___ Text ___

In Arbeitsgruppen und Plena machten die Teilnehmenden eine Bestandsaufnahme, wie weit sie ihren Zielen, die Ökonomisierung der Krankenhäuser wieder rückgängig zu machen und eine gesetzliche Personalbemessung durchzusetzen, näher gekommen sind. Wie kann eine alternative Krankenhausplanung und -finanzierung aussehen, und welche Aufgaben ergeben sich daraus? Wie kann Organizing dabei helfen, die Bewegung weiter zu stärken?
Personal gestärkt kraft Gesetz?
Auf Druck massiver Streiks in Krankenhäusern in den letzten Jahren und der sie begleitenden Solidaritätsbewegung wurden auf Bundesebene mit dem so genannten Pflegepersonal-Stärkungsgesetz (PpSG) diverse gesetzliche Änderungen beschlossen. Deren Auswirkungen beleuchteten die Teilnehmenden des Bewegungsratschlages kritisch.
So haben die unter Bundesgesundheitsminister Spahn eingeführten Personaluntergrenzen nichts zu tun mit der Forderung nach bedarfsgerechter Personalbemessung. Die Regelung schreibt im Kern den mangelhaften Ist-Zustand als Soll-Zustand fest und kann in Häusern mit besserer Personalausstattung sogar zu Personalabbau führen.
Anders verhält es sich zum Beispiel mit der Herausnahme der Pflegepersonalkosten aus den Fallpauschalen. Diese Regelung beinhaltet, dass die „Pflege am Bett“ ab 2020 nach dem Selbstkostendeckungsprinzip finanziert wird. Was bedeutet, dass die Krankenkassen die hierfür nachgewiesenen Kosten vollständig übernehmen müssen. Eine echte Verbesserung also, die den Kostendruck auf die Pflege, und damit auch auf die Löhne der Pflegekräfte, nimmt.
Allerdings: Nur die Personalkosten der Pflegekräfte auf bettenführenden Stationen werden auf diese Weise refinanziert. Also nicht die Pflegepersonalkosten generell – und auch nicht die Personalkosten der vielen anderen Berufsgruppen, die es braucht, um ein Krankenhaus zu betreiben: Therapeut*innen, Reinigungskräfte, Techniker*innen, Labor- und Röntgenassistent*innen, Erzieher*innen, Angestellte der Verwaltung… Sie alle bleiben außen vor.
Dies erhöht die Gefahr der Spaltung von Klinik-Belegschaften. Und macht es zu einer wichtigen Aufgabe für die Bewegung, solidarisch zu sein mit allen beteiligten Berufsgruppen. Und den Kampf zu unterstützen, dass die für die Pflege erkämpften Verbesserungen auf die anderen Bereiche übertragen werden.

___ Extrahierte Informationen ___

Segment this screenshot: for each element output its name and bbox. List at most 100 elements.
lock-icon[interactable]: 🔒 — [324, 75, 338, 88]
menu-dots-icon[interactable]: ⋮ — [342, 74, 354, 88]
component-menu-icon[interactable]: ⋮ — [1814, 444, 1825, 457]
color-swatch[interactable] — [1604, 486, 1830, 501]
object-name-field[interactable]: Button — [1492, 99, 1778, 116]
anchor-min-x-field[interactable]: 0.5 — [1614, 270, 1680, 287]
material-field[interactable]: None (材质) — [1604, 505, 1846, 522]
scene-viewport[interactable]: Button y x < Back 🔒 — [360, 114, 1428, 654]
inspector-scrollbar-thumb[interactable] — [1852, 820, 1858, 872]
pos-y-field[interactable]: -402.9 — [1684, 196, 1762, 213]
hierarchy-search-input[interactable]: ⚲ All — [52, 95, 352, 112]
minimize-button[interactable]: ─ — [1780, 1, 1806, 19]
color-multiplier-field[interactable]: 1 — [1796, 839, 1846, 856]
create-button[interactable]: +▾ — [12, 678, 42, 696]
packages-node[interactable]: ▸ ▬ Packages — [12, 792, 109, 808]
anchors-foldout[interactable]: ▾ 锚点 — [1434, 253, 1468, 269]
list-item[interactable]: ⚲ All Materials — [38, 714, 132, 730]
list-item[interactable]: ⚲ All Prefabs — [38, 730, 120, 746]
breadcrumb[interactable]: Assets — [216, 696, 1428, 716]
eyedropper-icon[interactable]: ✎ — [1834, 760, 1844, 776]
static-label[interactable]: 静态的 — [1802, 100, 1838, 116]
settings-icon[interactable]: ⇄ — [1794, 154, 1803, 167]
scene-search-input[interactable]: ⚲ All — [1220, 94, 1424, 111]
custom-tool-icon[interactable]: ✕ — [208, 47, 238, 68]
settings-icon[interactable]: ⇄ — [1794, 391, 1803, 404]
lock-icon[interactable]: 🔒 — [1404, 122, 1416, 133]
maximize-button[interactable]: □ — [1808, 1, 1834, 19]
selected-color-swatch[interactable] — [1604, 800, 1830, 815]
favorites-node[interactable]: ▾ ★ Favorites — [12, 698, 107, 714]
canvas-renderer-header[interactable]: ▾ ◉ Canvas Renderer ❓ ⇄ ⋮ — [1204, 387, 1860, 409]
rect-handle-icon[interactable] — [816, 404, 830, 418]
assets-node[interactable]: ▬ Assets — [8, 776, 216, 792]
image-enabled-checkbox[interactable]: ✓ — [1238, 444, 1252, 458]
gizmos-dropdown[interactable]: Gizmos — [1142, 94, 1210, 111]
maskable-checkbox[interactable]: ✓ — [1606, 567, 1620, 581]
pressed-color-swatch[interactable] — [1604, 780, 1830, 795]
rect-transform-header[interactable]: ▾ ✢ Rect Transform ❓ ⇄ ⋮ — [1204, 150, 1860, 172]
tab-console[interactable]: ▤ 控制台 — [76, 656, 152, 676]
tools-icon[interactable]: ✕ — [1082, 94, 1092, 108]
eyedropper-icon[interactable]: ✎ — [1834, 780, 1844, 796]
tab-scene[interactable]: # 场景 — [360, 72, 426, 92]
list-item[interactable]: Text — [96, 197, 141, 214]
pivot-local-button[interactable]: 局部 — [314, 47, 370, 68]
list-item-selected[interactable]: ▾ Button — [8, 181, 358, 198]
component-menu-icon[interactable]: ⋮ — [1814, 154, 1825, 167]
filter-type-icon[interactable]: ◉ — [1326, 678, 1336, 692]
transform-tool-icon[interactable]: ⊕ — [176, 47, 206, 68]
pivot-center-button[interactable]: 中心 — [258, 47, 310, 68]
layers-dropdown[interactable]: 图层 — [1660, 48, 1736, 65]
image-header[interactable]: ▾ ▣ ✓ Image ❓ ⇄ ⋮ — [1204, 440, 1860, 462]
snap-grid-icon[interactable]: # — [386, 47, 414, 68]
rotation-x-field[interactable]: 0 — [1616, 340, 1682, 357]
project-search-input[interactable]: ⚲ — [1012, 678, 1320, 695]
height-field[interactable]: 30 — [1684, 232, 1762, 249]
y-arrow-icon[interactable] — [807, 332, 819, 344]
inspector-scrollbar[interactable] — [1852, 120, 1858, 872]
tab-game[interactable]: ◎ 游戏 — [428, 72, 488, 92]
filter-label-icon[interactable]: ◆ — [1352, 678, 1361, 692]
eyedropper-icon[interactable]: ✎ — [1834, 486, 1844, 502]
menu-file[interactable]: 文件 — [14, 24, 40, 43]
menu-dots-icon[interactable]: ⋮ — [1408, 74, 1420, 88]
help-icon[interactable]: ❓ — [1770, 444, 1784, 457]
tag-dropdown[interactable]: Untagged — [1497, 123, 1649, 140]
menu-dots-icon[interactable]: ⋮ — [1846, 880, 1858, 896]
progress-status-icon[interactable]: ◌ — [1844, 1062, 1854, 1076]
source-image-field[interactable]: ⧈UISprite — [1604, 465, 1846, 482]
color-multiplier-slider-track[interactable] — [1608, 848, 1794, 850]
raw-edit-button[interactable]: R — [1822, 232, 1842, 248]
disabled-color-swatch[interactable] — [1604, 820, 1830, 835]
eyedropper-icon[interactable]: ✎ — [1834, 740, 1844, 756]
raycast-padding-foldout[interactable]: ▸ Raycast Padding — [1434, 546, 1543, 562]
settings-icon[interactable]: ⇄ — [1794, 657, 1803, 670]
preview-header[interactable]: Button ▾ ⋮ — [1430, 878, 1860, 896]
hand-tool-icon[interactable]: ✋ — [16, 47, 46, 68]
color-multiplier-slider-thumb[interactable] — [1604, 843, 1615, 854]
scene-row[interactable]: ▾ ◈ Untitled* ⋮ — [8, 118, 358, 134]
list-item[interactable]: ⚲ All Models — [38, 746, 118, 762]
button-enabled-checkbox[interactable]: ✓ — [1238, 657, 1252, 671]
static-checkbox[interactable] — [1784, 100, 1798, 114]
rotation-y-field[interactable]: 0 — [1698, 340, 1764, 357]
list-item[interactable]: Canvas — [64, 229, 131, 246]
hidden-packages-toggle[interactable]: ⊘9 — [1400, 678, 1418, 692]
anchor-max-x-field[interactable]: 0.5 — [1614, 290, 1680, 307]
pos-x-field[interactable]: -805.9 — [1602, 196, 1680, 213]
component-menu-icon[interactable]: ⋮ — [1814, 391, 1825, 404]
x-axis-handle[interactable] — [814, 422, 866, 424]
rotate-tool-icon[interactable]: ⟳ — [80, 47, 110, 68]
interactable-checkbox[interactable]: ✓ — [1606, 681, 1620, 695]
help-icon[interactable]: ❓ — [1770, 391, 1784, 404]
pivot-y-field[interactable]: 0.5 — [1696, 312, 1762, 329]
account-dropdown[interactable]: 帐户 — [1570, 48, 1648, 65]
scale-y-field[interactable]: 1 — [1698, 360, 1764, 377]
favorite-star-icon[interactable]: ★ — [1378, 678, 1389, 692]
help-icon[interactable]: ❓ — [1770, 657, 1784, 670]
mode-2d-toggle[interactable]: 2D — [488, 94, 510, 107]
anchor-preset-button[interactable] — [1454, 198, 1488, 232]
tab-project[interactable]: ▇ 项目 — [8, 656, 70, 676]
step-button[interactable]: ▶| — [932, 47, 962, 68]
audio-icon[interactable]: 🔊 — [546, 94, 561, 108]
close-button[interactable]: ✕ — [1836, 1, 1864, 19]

___

**Arbeitsanweisungen:**
1. Übernimm aus dem Text den Abschnitt von "Allerdings: Nur die" bis einschließlich "Bereiche übertragen werden." wortgetreu.
2. Beantworte die folgenden Fragen zum Text jeweils knapp.
(a) Unter welchem Bundesgesundheitsminister wurden die Personaluntergrenzen eingeführt?
(b) Ab welchem Jahr wird die „Pflege am Bett“ nach dem Selbstkostendeckungsprinzip finanziert?
(c) Mit welchem Gesetz wurden auf Bundesebene diverse gesetzliche Änderungen beschlossen?

**Lösungen:**
1.
Allerdings: Nur die Personalkosten der Pflegekräfte auf bettenführenden Stationen werden auf diese Weise refinanziert. Also nicht die Pflegepersonalkosten generell – und auch nicht die Personalkosten der vielen anderen Berufsgruppen, die es braucht, um ein Krankenhaus zu betreiben: Therapeut*innen, Reinigungskräfte, Techniker*innen, Labor- und Röntgenassistent*innen, Erzieher*innen, Angestellte der Verwaltung… Sie alle bleiben außen vor.
Dies erhöht die Gefahr der Spaltung von Klinik-Belegschaften. Und macht es zu einer wichtigen Aufgabe für die Bewegung, solidarisch zu sein mit allen beteiligten Berufsgruppen. Und den Kampf zu unterstützen, dass die für die Pflege erkämpften Verbesserungen auf die anderen Bereiche übertragen werden.

2.
(a) Unter Spahn.
(b) Ab 2020.
(c) Mit dem Pflegepersonal-Stärkungsgesetz (PpSG).